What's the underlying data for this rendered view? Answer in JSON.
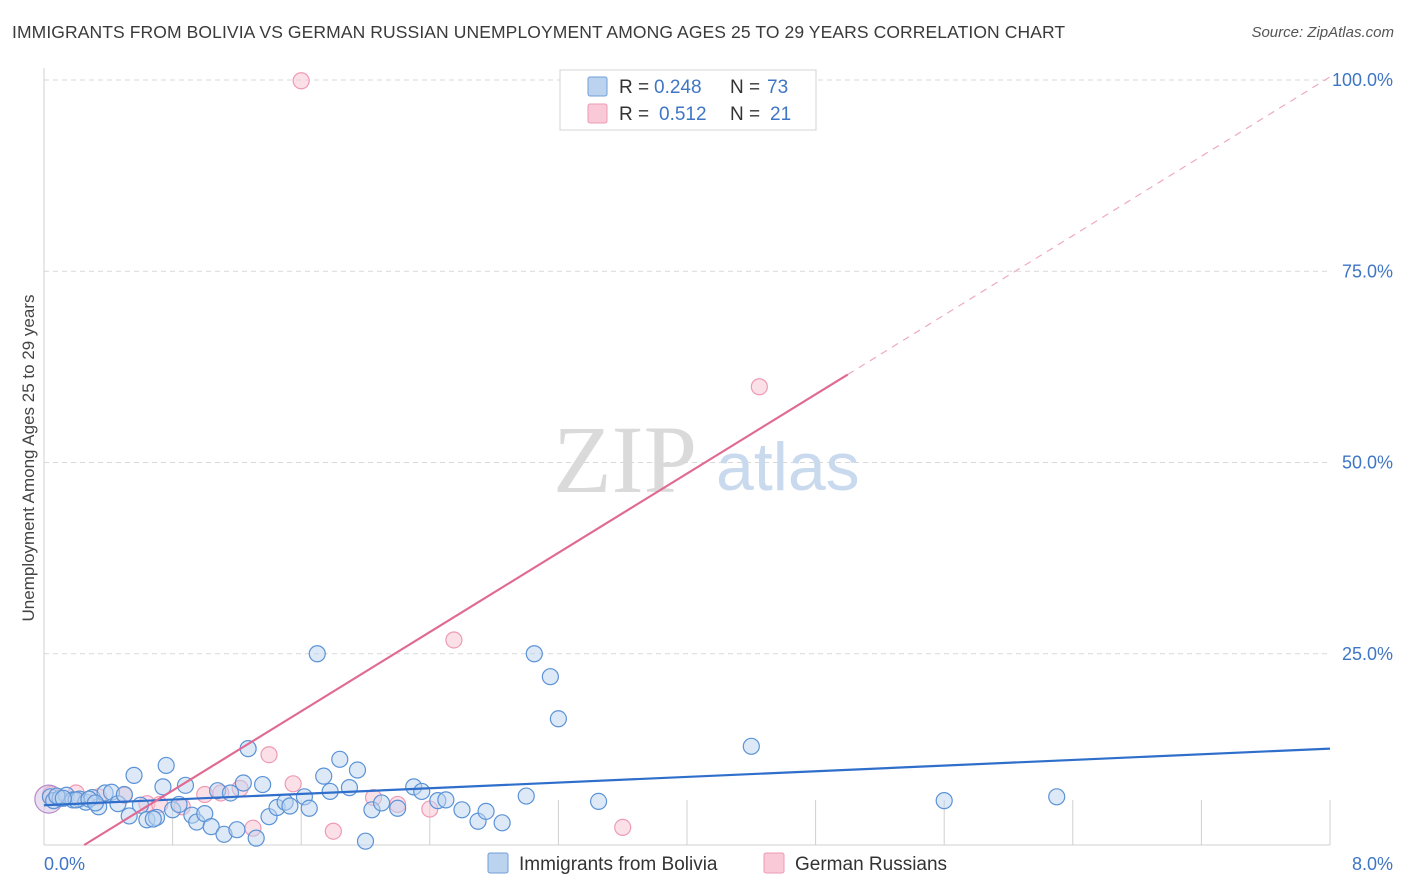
{
  "title": "IMMIGRANTS FROM BOLIVIA VS GERMAN RUSSIAN UNEMPLOYMENT AMONG AGES 25 TO 29 YEARS CORRELATION CHART",
  "source": "Source: ZipAtlas.com",
  "watermark": {
    "zip": "ZIP",
    "atlas": "atlas"
  },
  "legend": {
    "r_label": "R =",
    "n_label": "N =",
    "rows": [
      {
        "r": "0.248",
        "n": "73"
      },
      {
        "r": "0.512",
        "n": "21"
      }
    ]
  },
  "chart_data": {
    "type": "scatter",
    "title": "IMMIGRANTS FROM BOLIVIA VS GERMAN RUSSIAN UNEMPLOYMENT AMONG AGES 25 TO 29 YEARS CORRELATION CHART",
    "xlabel": "",
    "ylabel": "Unemployment Among Ages 25 to 29 years",
    "xlim": [
      0,
      8
    ],
    "ylim": [
      0,
      100
    ],
    "x_tick_labels": [
      {
        "value": 0,
        "label": "0.0%"
      },
      {
        "value": 8,
        "label": "8.0%"
      }
    ],
    "y_tick_labels": [
      {
        "value": 25,
        "label": "25.0%"
      },
      {
        "value": 50,
        "label": "50.0%"
      },
      {
        "value": 75,
        "label": "75.0%"
      },
      {
        "value": 100,
        "label": "100.0%"
      }
    ],
    "grid": true,
    "colors": {
      "bolivia": "#5b93d6",
      "bolivia_line": "#2f6fcb",
      "german": "#f0a3bd",
      "german_line": "#e06a92",
      "tick": "#3f76c4",
      "grid": "#d9d9d9"
    },
    "series": [
      {
        "name": "Immigrants from Bolivia",
        "r": 0.248,
        "n": 73,
        "trend": {
          "x0": 0,
          "y0": 5.2,
          "x1": 8,
          "y1": 12.6
        },
        "points": [
          [
            0.04,
            6.3
          ],
          [
            0.06,
            5.8
          ],
          [
            0.1,
            6.1
          ],
          [
            0.14,
            6.5
          ],
          [
            0.18,
            5.9
          ],
          [
            0.22,
            6.0
          ],
          [
            0.26,
            5.6
          ],
          [
            0.3,
            6.2
          ],
          [
            0.34,
            5.0
          ],
          [
            0.38,
            6.8
          ],
          [
            0.42,
            6.9
          ],
          [
            0.46,
            5.4
          ],
          [
            0.5,
            6.6
          ],
          [
            0.53,
            3.8
          ],
          [
            0.56,
            9.1
          ],
          [
            0.6,
            5.2
          ],
          [
            0.64,
            3.3
          ],
          [
            0.7,
            3.6
          ],
          [
            0.74,
            7.6
          ],
          [
            0.76,
            10.4
          ],
          [
            0.8,
            4.6
          ],
          [
            0.84,
            5.3
          ],
          [
            0.88,
            7.8
          ],
          [
            0.92,
            3.9
          ],
          [
            0.95,
            3.0
          ],
          [
            1.0,
            4.1
          ],
          [
            1.04,
            2.4
          ],
          [
            1.08,
            7.1
          ],
          [
            1.12,
            1.4
          ],
          [
            1.16,
            6.8
          ],
          [
            1.2,
            2.0
          ],
          [
            1.24,
            8.1
          ],
          [
            1.27,
            12.6
          ],
          [
            1.32,
            0.9
          ],
          [
            1.36,
            7.9
          ],
          [
            1.4,
            3.7
          ],
          [
            1.45,
            4.9
          ],
          [
            1.5,
            5.6
          ],
          [
            1.53,
            5.1
          ],
          [
            1.62,
            6.3
          ],
          [
            1.65,
            4.8
          ],
          [
            1.7,
            25.0
          ],
          [
            1.74,
            9.0
          ],
          [
            1.78,
            7.0
          ],
          [
            1.84,
            11.2
          ],
          [
            1.9,
            7.5
          ],
          [
            1.95,
            9.8
          ],
          [
            2.0,
            0.5
          ],
          [
            2.04,
            4.6
          ],
          [
            2.1,
            5.5
          ],
          [
            2.2,
            4.8
          ],
          [
            2.3,
            7.6
          ],
          [
            2.35,
            7.0
          ],
          [
            2.45,
            5.8
          ],
          [
            2.5,
            5.9
          ],
          [
            2.6,
            4.6
          ],
          [
            2.7,
            3.1
          ],
          [
            2.75,
            4.4
          ],
          [
            2.85,
            2.9
          ],
          [
            3.0,
            6.4
          ],
          [
            3.05,
            25.0
          ],
          [
            3.15,
            22.0
          ],
          [
            3.2,
            16.5
          ],
          [
            3.45,
            5.7
          ],
          [
            4.4,
            12.9
          ],
          [
            5.6,
            5.8
          ],
          [
            6.3,
            6.3
          ],
          [
            0.08,
            6.4
          ],
          [
            0.2,
            5.9
          ],
          [
            0.12,
            6.1
          ],
          [
            0.28,
            6.0
          ],
          [
            0.68,
            3.4
          ],
          [
            0.32,
            5.5
          ]
        ]
      },
      {
        "name": "German Russians",
        "r": 0.512,
        "n": 21,
        "trend": {
          "x0": 0.25,
          "y0": 0,
          "x1": 5.0,
          "y1": 61.5
        },
        "trend_extension": {
          "x0": 5.0,
          "y0": 61.5,
          "x1": 8.0,
          "y1": 100.4
        },
        "points": [
          [
            0.04,
            6.6
          ],
          [
            0.2,
            6.8
          ],
          [
            0.34,
            6.3
          ],
          [
            0.5,
            6.5
          ],
          [
            0.64,
            5.4
          ],
          [
            0.72,
            5.3
          ],
          [
            0.86,
            5.0
          ],
          [
            1.0,
            6.6
          ],
          [
            1.1,
            6.8
          ],
          [
            1.22,
            7.4
          ],
          [
            1.3,
            2.2
          ],
          [
            1.4,
            11.8
          ],
          [
            1.55,
            8.0
          ],
          [
            1.6,
            99.9
          ],
          [
            1.8,
            1.8
          ],
          [
            2.05,
            6.2
          ],
          [
            2.2,
            5.3
          ],
          [
            2.4,
            4.7
          ],
          [
            2.55,
            26.8
          ],
          [
            3.6,
            2.3
          ],
          [
            4.45,
            59.9
          ]
        ]
      }
    ]
  },
  "bottom_legend": [
    {
      "label": "Immigrants from Bolivia"
    },
    {
      "label": "German Russians"
    }
  ]
}
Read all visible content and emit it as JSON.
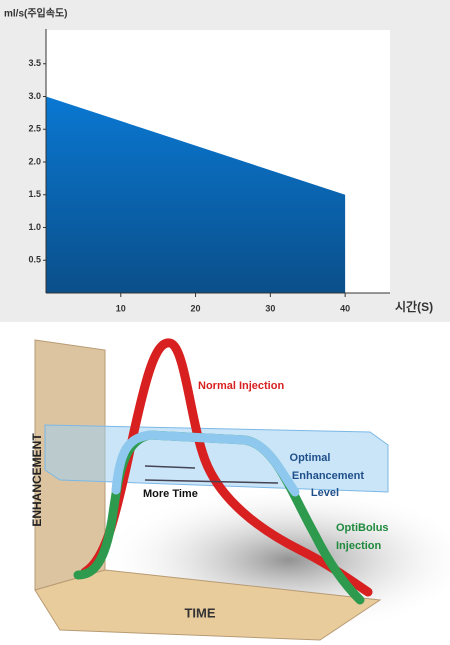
{
  "chart_data": {
    "type": "area",
    "y_label": "ml/s(주입속도)",
    "x_label": "시간(S)",
    "x": [
      0,
      40
    ],
    "values": [
      3.0,
      1.5
    ],
    "color": "#0a78d2",
    "xlim": [
      0,
      46
    ],
    "ylim": [
      0,
      4
    ],
    "xticks": [
      10,
      20,
      30,
      40
    ],
    "yticks": [
      0.5,
      {
        "value": 1,
        "label": "1.0"
      },
      1.5,
      {
        "value": 2,
        "label": "2.0"
      },
      2.5,
      {
        "value": 3,
        "label": "3.0"
      },
      3.5
    ],
    "grid": false
  },
  "illustration": {
    "axis_y": "ENHANCEMENT",
    "axis_x": "TIME",
    "normal": "Normal Injection",
    "optimal": [
      "Optimal",
      "Enhancement",
      "Level"
    ],
    "more_time": "More Time",
    "optibolus": [
      "OptiBolus",
      "Injection"
    ]
  }
}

○ ○ ○

## [EXERCISE GOAL]
Reproduce the material in its entirety and word for word, without the pictures.

## [RESPONSE TO THE EXERCISE]
What's the underlying data for this rendered view? Answer in JSON.
{
  "title": "IMMIGRANTS FROM BOLIVIA VS GERMAN RUSSIAN UNEMPLOYMENT AMONG AGES 25 TO 29 YEARS CORRELATION CHART",
  "source": "Source: ZipAtlas.com",
  "watermark": {
    "zip": "ZIP",
    "atlas": "atlas"
  },
  "legend": {
    "r_label": "R =",
    "n_label": "N =",
    "rows": [
      {
        "r": "0.248",
        "n": "73"
      },
      {
        "r": "0.512",
        "n": "21"
      }
    ]
  },
  "chart_data": {
    "type": "scatter",
    "title": "IMMIGRANTS FROM BOLIVIA VS GERMAN RUSSIAN UNEMPLOYMENT AMONG AGES 25 TO 29 YEARS CORRELATION CHART",
    "xlabel": "",
    "ylabel": "Unemployment Among Ages 25 to 29 years",
    "xlim": [
      0,
      8
    ],
    "ylim": [
      0,
      100
    ],
    "x_tick_labels": [
      {
        "value": 0,
        "label": "0.0%"
      },
      {
        "value": 8,
        "label": "8.0%"
      }
    ],
    "y_tick_labels": [
      {
        "value": 25,
        "label": "25.0%"
      },
      {
        "value": 50,
        "label": "50.0%"
      },
      {
        "value": 75,
        "label": "75.0%"
      },
      {
        "value": 100,
        "label": "100.0%"
      }
    ],
    "grid": true,
    "colors": {
      "bolivia": "#5b93d6",
      "bolivia_line": "#2f6fcb",
      "german": "#f0a3bd",
      "german_line": "#e06a92",
      "tick": "#3f76c4",
      "grid": "#d9d9d9"
    },
    "series": [
      {
        "name": "Immigrants from Bolivia",
        "r": 0.248,
        "n": 73,
        "trend": {
          "x0": 0,
          "y0": 5.2,
          "x1": 8,
          "y1": 12.6
        },
        "points": [
          [
            0.04,
            6.3
          ],
          [
            0.06,
            5.8
          ],
          [
            0.1,
            6.1
          ],
          [
            0.14,
            6.5
          ],
          [
            0.18,
            5.9
          ],
          [
            0.22,
            6.0
          ],
          [
            0.26,
            5.6
          ],
          [
            0.3,
            6.2
          ],
          [
            0.34,
            5.0
          ],
          [
            0.38,
            6.8
          ],
          [
            0.42,
            6.9
          ],
          [
            0.46,
            5.4
          ],
          [
            0.5,
            6.6
          ],
          [
            0.53,
            3.8
          ],
          [
            0.56,
            9.1
          ],
          [
            0.6,
            5.2
          ],
          [
            0.64,
            3.3
          ],
          [
            0.7,
            3.6
          ],
          [
            0.74,
            7.6
          ],
          [
            0.76,
            10.4
          ],
          [
            0.8,
            4.6
          ],
          [
            0.84,
            5.3
          ],
          [
            0.88,
            7.8
          ],
          [
            0.92,
            3.9
          ],
          [
            0.95,
            3.0
          ],
          [
            1.0,
            4.1
          ],
          [
            1.04,
            2.4
          ],
          [
            1.08,
            7.1
          ],
          [
            1.12,
            1.4
          ],
          [
            1.16,
            6.8
          ],
          [
            1.2,
            2.0
          ],
          [
            1.24,
            8.1
          ],
          [
            1.27,
            12.6
          ],
          [
            1.32,
            0.9
          ],
          [
            1.36,
            7.9
          ],
          [
            1.4,
            3.7
          ],
          [
            1.45,
            4.9
          ],
          [
            1.5,
            5.6
          ],
          [
            1.53,
            5.1
          ],
          [
            1.62,
            6.3
          ],
          [
            1.65,
            4.8
          ],
          [
            1.7,
            25.0
          ],
          [
            1.74,
            9.0
          ],
          [
            1.78,
            7.0
          ],
          [
            1.84,
            11.2
          ],
          [
            1.9,
            7.5
          ],
          [
            1.95,
            9.8
          ],
          [
            2.0,
            0.5
          ],
          [
            2.04,
            4.6
          ],
          [
            2.1,
            5.5
          ],
          [
            2.2,
            4.8
          ],
          [
            2.3,
            7.6
          ],
          [
            2.35,
            7.0
          ],
          [
            2.45,
            5.8
          ],
          [
            2.5,
            5.9
          ],
          [
            2.6,
            4.6
          ],
          [
            2.7,
            3.1
          ],
          [
            2.75,
            4.4
          ],
          [
            2.85,
            2.9
          ],
          [
            3.0,
            6.4
          ],
          [
            3.05,
            25.0
          ],
          [
            3.15,
            22.0
          ],
          [
            3.2,
            16.5
          ],
          [
            3.45,
            5.7
          ],
          [
            4.4,
            12.9
          ],
          [
            5.6,
            5.8
          ],
          [
            6.3,
            6.3
          ],
          [
            0.08,
            6.4
          ],
          [
            0.2,
            5.9
          ],
          [
            0.12,
            6.1
          ],
          [
            0.28,
            6.0
          ],
          [
            0.68,
            3.4
          ],
          [
            0.32,
            5.5
          ]
        ]
      },
      {
        "name": "German Russians",
        "r": 0.512,
        "n": 21,
        "trend": {
          "x0": 0.25,
          "y0": 0,
          "x1": 5.0,
          "y1": 61.5
        },
        "trend_extension": {
          "x0": 5.0,
          "y0": 61.5,
          "x1": 8.0,
          "y1": 100.4
        },
        "points": [
          [
            0.04,
            6.6
          ],
          [
            0.2,
            6.8
          ],
          [
            0.34,
            6.3
          ],
          [
            0.5,
            6.5
          ],
          [
            0.64,
            5.4
          ],
          [
            0.72,
            5.3
          ],
          [
            0.86,
            5.0
          ],
          [
            1.0,
            6.6
          ],
          [
            1.1,
            6.8
          ],
          [
            1.22,
            7.4
          ],
          [
            1.3,
            2.2
          ],
          [
            1.4,
            11.8
          ],
          [
            1.55,
            8.0
          ],
          [
            1.6,
            99.9
          ],
          [
            1.8,
            1.8
          ],
          [
            2.05,
            6.2
          ],
          [
            2.2,
            5.3
          ],
          [
            2.4,
            4.7
          ],
          [
            2.55,
            26.8
          ],
          [
            3.6,
            2.3
          ],
          [
            4.45,
            59.9
          ]
        ]
      }
    ]
  },
  "bottom_legend": [
    {
      "label": "Immigrants from Bolivia"
    },
    {
      "label": "German Russians"
    }
  ]
}
Read all visible content and emit it as JSON.
{
  "chart_data": {
    "type": "area",
    "y_label": "ml/s(주입속도)",
    "x_label": "시간(S)",
    "x": [
      0,
      40
    ],
    "values": [
      3.0,
      1.5
    ],
    "color": "#0a78d2",
    "xlim": [
      0,
      46
    ],
    "ylim": [
      0,
      4
    ],
    "xticks": [
      10,
      20,
      30,
      40
    ],
    "yticks": [
      0.5,
      {
        "value": 1,
        "label": "1.0"
      },
      1.5,
      {
        "value": 2,
        "label": "2.0"
      },
      2.5,
      {
        "value": 3,
        "label": "3.0"
      },
      3.5
    ],
    "grid": false
  },
  "illustration": {
    "axis_y": "ENHANCEMENT",
    "axis_x": "TIME",
    "normal": "Normal Injection",
    "optimal": [
      "Optimal",
      "Enhancement",
      "Level"
    ],
    "more_time": "More Time",
    "optibolus": [
      "OptiBolus",
      "Injection"
    ]
  }
}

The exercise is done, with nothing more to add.